** Goal **
Locate "Output the underlying" in the data below, then output the line it is on and all following lines through the last, word for word. Skip any pictures.

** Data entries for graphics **
•••

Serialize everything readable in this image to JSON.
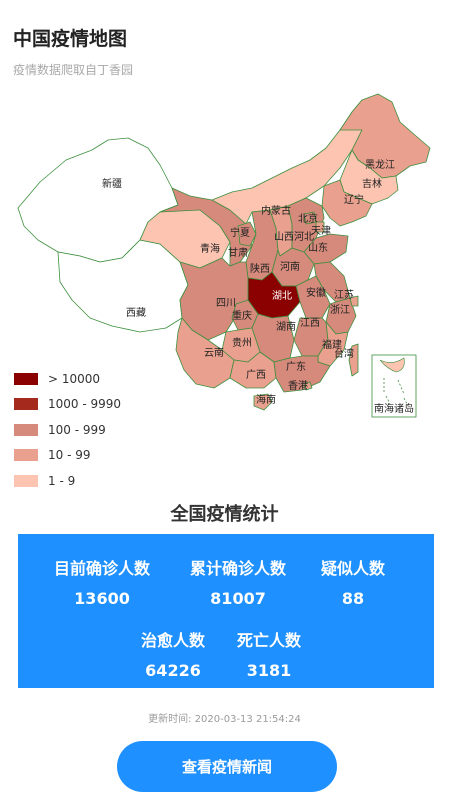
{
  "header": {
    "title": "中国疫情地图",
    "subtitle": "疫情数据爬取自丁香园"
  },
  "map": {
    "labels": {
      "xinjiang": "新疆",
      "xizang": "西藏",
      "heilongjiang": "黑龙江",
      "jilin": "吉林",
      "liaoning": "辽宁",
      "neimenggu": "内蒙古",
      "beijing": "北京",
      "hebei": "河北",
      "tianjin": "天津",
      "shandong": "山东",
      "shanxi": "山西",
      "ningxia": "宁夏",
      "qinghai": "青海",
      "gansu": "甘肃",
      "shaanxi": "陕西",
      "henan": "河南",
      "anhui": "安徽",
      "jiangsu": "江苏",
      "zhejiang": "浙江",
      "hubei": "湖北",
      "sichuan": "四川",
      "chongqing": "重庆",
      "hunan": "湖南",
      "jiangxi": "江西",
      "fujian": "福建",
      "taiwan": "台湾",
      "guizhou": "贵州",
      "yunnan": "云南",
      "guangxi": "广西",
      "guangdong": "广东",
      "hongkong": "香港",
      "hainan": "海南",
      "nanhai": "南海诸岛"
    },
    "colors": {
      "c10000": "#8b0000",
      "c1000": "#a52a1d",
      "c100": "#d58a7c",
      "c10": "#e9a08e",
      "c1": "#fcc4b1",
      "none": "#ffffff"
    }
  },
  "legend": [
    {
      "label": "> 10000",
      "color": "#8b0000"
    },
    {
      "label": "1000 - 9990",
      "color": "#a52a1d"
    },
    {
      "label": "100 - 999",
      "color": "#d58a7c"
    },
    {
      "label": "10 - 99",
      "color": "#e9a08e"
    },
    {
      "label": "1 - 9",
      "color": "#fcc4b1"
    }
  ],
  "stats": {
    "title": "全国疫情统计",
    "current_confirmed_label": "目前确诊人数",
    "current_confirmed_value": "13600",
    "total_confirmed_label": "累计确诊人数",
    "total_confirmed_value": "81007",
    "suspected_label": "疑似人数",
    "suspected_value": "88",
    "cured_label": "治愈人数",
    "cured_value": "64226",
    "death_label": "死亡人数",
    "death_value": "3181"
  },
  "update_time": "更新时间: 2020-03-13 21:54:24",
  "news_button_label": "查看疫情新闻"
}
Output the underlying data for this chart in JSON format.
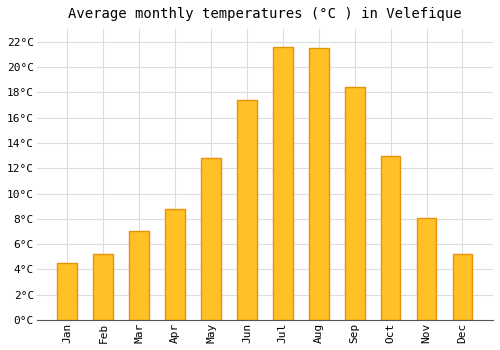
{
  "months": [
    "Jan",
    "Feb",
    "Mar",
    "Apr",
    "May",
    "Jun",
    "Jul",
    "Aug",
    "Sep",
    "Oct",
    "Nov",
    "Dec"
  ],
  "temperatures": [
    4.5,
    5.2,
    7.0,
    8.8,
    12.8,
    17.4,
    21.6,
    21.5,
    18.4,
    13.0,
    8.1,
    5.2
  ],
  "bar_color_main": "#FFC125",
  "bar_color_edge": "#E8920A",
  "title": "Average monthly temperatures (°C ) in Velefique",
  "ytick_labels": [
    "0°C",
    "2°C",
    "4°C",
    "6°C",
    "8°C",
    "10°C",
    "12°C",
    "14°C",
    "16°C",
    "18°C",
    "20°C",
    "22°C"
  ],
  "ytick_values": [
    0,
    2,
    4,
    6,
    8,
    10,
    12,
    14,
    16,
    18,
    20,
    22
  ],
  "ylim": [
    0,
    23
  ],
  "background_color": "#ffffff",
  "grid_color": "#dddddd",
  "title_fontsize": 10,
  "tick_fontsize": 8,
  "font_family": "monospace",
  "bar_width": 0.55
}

•••

** Written reply **
Output the underlying data for this chart in JSON format.
{
  "months": [
    "Jan",
    "Feb",
    "Mar",
    "Apr",
    "May",
    "Jun",
    "Jul",
    "Aug",
    "Sep",
    "Oct",
    "Nov",
    "Dec"
  ],
  "temperatures": [
    4.5,
    5.2,
    7.0,
    8.8,
    12.8,
    17.4,
    21.6,
    21.5,
    18.4,
    13.0,
    8.1,
    5.2
  ],
  "bar_color_main": "#FFC125",
  "bar_color_edge": "#E8920A",
  "title": "Average monthly temperatures (°C ) in Velefique",
  "ytick_labels": [
    "0°C",
    "2°C",
    "4°C",
    "6°C",
    "8°C",
    "10°C",
    "12°C",
    "14°C",
    "16°C",
    "18°C",
    "20°C",
    "22°C"
  ],
  "ytick_values": [
    0,
    2,
    4,
    6,
    8,
    10,
    12,
    14,
    16,
    18,
    20,
    22
  ],
  "ylim": [
    0,
    23
  ],
  "background_color": "#ffffff",
  "grid_color": "#dddddd",
  "title_fontsize": 10,
  "tick_fontsize": 8,
  "font_family": "monospace",
  "bar_width": 0.55
}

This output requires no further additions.